→ EXERCISE DIRECTIONS
Reproduce every line of the material below with no changes.

[Recorded data]
########

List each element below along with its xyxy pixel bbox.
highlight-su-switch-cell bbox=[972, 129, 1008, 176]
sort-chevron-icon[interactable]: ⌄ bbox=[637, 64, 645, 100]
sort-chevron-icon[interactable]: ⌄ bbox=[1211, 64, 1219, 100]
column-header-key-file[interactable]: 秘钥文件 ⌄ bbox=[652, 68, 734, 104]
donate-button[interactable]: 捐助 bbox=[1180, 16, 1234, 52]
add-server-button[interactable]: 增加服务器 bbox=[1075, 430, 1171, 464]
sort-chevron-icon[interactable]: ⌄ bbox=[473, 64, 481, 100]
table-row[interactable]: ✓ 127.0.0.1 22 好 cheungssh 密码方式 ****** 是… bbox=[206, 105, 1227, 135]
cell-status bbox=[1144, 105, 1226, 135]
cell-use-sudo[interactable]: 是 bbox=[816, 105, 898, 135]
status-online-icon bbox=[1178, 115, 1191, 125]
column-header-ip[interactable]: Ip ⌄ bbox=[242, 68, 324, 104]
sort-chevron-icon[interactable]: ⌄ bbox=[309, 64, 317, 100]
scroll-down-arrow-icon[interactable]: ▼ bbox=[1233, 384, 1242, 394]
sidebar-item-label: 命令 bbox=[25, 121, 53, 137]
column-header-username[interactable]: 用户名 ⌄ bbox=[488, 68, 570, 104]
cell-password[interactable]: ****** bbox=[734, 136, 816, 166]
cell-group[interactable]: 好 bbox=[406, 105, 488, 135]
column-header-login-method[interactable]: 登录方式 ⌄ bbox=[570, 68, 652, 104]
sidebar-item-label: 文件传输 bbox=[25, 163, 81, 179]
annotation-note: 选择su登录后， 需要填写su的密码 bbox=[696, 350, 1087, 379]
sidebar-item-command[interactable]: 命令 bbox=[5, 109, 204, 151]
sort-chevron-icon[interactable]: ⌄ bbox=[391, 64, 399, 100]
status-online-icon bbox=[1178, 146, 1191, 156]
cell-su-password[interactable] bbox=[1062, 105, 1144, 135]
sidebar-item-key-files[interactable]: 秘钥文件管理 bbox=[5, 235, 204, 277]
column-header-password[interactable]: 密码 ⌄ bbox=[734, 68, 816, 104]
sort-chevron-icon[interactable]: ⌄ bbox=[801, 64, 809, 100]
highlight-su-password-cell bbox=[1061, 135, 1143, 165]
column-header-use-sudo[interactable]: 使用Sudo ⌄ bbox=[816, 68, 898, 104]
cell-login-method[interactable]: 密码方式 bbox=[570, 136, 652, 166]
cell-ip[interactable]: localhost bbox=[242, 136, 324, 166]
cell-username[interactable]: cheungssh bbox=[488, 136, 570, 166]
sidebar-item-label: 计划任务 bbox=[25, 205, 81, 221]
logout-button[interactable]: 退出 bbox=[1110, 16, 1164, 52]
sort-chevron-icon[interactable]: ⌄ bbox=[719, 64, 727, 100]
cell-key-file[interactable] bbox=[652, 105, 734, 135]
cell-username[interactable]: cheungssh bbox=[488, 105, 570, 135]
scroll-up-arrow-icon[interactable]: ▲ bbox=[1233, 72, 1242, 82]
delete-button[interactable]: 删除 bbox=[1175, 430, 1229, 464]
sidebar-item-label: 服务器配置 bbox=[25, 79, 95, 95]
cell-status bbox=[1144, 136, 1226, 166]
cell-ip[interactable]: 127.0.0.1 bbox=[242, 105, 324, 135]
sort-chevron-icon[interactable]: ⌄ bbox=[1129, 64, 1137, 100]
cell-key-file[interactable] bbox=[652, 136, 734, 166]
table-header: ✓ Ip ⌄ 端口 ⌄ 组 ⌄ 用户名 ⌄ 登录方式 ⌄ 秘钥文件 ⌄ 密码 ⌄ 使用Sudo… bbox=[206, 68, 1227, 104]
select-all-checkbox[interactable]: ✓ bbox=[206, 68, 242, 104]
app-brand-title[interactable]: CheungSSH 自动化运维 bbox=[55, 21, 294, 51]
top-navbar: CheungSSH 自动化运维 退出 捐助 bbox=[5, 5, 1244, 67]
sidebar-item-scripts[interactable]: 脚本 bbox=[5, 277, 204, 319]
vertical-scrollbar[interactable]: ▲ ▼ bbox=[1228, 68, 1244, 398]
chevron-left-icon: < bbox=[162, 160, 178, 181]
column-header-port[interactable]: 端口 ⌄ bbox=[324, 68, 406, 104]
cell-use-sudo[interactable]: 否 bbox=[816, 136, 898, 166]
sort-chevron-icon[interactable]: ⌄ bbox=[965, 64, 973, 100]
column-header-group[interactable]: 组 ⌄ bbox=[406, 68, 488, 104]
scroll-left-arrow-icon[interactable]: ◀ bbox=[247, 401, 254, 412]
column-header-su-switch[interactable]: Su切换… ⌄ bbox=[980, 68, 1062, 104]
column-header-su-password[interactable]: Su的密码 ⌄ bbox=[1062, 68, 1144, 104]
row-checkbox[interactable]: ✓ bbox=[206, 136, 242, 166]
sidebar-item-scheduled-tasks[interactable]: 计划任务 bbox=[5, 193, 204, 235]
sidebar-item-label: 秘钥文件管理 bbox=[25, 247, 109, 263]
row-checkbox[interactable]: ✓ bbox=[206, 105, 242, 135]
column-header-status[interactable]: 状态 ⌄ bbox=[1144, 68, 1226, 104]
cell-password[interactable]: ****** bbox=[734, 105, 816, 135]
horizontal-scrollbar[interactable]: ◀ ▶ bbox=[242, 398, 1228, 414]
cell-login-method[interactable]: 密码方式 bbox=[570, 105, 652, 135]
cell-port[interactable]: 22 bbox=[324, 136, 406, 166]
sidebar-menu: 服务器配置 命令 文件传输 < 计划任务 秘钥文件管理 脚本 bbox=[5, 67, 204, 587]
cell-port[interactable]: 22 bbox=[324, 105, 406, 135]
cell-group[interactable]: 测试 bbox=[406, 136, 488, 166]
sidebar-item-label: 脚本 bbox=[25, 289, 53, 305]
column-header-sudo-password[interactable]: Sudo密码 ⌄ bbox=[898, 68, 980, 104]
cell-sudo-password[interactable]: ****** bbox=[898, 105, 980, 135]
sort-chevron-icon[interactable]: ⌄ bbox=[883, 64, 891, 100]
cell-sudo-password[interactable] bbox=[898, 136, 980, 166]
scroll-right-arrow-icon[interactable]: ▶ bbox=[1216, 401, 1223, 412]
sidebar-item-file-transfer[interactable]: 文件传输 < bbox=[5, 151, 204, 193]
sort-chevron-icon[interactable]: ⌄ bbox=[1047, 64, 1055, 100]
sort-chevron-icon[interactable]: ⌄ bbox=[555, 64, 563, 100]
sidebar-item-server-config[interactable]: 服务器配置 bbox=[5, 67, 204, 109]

########

→ REPLY TO THE TASK
List each element below along with its xyxy pixel bbox.
highlight-su-switch-cell bbox=[972, 129, 1008, 176]
sort-chevron-icon[interactable]: ⌄ bbox=[637, 64, 645, 100]
sort-chevron-icon[interactable]: ⌄ bbox=[1211, 64, 1219, 100]
column-header-key-file[interactable]: 秘钥文件 ⌄ bbox=[652, 68, 734, 104]
donate-button[interactable]: 捐助 bbox=[1180, 16, 1234, 52]
add-server-button[interactable]: 增加服务器 bbox=[1075, 430, 1171, 464]
sort-chevron-icon[interactable]: ⌄ bbox=[473, 64, 481, 100]
table-row[interactable]: ✓ 127.0.0.1 22 好 cheungssh 密码方式 ****** 是… bbox=[206, 105, 1227, 135]
cell-status bbox=[1144, 105, 1226, 135]
cell-use-sudo[interactable]: 是 bbox=[816, 105, 898, 135]
status-online-icon bbox=[1178, 115, 1191, 125]
column-header-ip[interactable]: Ip ⌄ bbox=[242, 68, 324, 104]
sort-chevron-icon[interactable]: ⌄ bbox=[309, 64, 317, 100]
scroll-down-arrow-icon[interactable]: ▼ bbox=[1233, 384, 1242, 394]
sidebar-item-label: 命令 bbox=[25, 121, 53, 137]
column-header-username[interactable]: 用户名 ⌄ bbox=[488, 68, 570, 104]
cell-password[interactable]: ****** bbox=[734, 136, 816, 166]
cell-group[interactable]: 好 bbox=[406, 105, 488, 135]
column-header-login-method[interactable]: 登录方式 ⌄ bbox=[570, 68, 652, 104]
sidebar-item-label: 文件传输 bbox=[25, 163, 81, 179]
annotation-note: 选择su登录后， 需要填写su的密码 bbox=[696, 350, 1087, 379]
sidebar-item-command[interactable]: 命令 bbox=[5, 109, 204, 151]
sort-chevron-icon[interactable]: ⌄ bbox=[391, 64, 399, 100]
status-online-icon bbox=[1178, 146, 1191, 156]
cell-su-password[interactable] bbox=[1062, 105, 1144, 135]
sidebar-item-key-files[interactable]: 秘钥文件管理 bbox=[5, 235, 204, 277]
column-header-password[interactable]: 密码 ⌄ bbox=[734, 68, 816, 104]
sort-chevron-icon[interactable]: ⌄ bbox=[801, 64, 809, 100]
highlight-su-password-cell bbox=[1061, 135, 1143, 165]
column-header-use-sudo[interactable]: 使用Sudo ⌄ bbox=[816, 68, 898, 104]
cell-login-method[interactable]: 密码方式 bbox=[570, 136, 652, 166]
cell-ip[interactable]: localhost bbox=[242, 136, 324, 166]
cell-username[interactable]: cheungssh bbox=[488, 136, 570, 166]
sidebar-item-label: 计划任务 bbox=[25, 205, 81, 221]
logout-button[interactable]: 退出 bbox=[1110, 16, 1164, 52]
sort-chevron-icon[interactable]: ⌄ bbox=[719, 64, 727, 100]
cell-key-file[interactable] bbox=[652, 105, 734, 135]
cell-username[interactable]: cheungssh bbox=[488, 105, 570, 135]
scroll-up-arrow-icon[interactable]: ▲ bbox=[1233, 72, 1242, 82]
delete-button[interactable]: 删除 bbox=[1175, 430, 1229, 464]
sidebar-item-label: 服务器配置 bbox=[25, 79, 95, 95]
cell-status bbox=[1144, 136, 1226, 166]
cell-ip[interactable]: 127.0.0.1 bbox=[242, 105, 324, 135]
sort-chevron-icon[interactable]: ⌄ bbox=[1129, 64, 1137, 100]
cell-key-file[interactable] bbox=[652, 136, 734, 166]
table-header: ✓ Ip ⌄ 端口 ⌄ 组 ⌄ 用户名 ⌄ 登录方式 ⌄ 秘钥文件 ⌄ 密码 ⌄ 使用Sudo… bbox=[206, 68, 1227, 104]
select-all-checkbox[interactable]: ✓ bbox=[206, 68, 242, 104]
app-brand-title[interactable]: CheungSSH 自动化运维 bbox=[55, 21, 294, 51]
top-navbar: CheungSSH 自动化运维 退出 捐助 bbox=[5, 5, 1244, 67]
sidebar-item-scripts[interactable]: 脚本 bbox=[5, 277, 204, 319]
vertical-scrollbar[interactable]: ▲ ▼ bbox=[1228, 68, 1244, 398]
chevron-left-icon: < bbox=[162, 160, 178, 181]
column-header-port[interactable]: 端口 ⌄ bbox=[324, 68, 406, 104]
cell-use-sudo[interactable]: 否 bbox=[816, 136, 898, 166]
sort-chevron-icon[interactable]: ⌄ bbox=[965, 64, 973, 100]
column-header-group[interactable]: 组 ⌄ bbox=[406, 68, 488, 104]
scroll-left-arrow-icon[interactable]: ◀ bbox=[247, 401, 254, 412]
column-header-su-switch[interactable]: Su切换… ⌄ bbox=[980, 68, 1062, 104]
column-header-su-password[interactable]: Su的密码 ⌄ bbox=[1062, 68, 1144, 104]
row-checkbox[interactable]: ✓ bbox=[206, 136, 242, 166]
sidebar-item-scheduled-tasks[interactable]: 计划任务 bbox=[5, 193, 204, 235]
sidebar-item-label: 秘钥文件管理 bbox=[25, 247, 109, 263]
row-checkbox[interactable]: ✓ bbox=[206, 105, 242, 135]
column-header-status[interactable]: 状态 ⌄ bbox=[1144, 68, 1226, 104]
cell-password[interactable]: ****** bbox=[734, 105, 816, 135]
horizontal-scrollbar[interactable]: ◀ ▶ bbox=[242, 398, 1228, 414]
cell-login-method[interactable]: 密码方式 bbox=[570, 105, 652, 135]
cell-port[interactable]: 22 bbox=[324, 136, 406, 166]
sidebar-menu: 服务器配置 命令 文件传输 < 计划任务 秘钥文件管理 脚本 bbox=[5, 67, 204, 587]
cell-port[interactable]: 22 bbox=[324, 105, 406, 135]
cell-group[interactable]: 测试 bbox=[406, 136, 488, 166]
sidebar-item-label: 脚本 bbox=[25, 289, 53, 305]
column-header-sudo-password[interactable]: Sudo密码 ⌄ bbox=[898, 68, 980, 104]
cell-sudo-password[interactable]: ****** bbox=[898, 105, 980, 135]
sort-chevron-icon[interactable]: ⌄ bbox=[883, 64, 891, 100]
cell-sudo-password[interactable] bbox=[898, 136, 980, 166]
scroll-right-arrow-icon[interactable]: ▶ bbox=[1216, 401, 1223, 412]
sidebar-item-file-transfer[interactable]: 文件传输 < bbox=[5, 151, 204, 193]
sort-chevron-icon[interactable]: ⌄ bbox=[1047, 64, 1055, 100]
sort-chevron-icon[interactable]: ⌄ bbox=[555, 64, 563, 100]
sidebar-item-server-config[interactable]: 服务器配置 bbox=[5, 67, 204, 109]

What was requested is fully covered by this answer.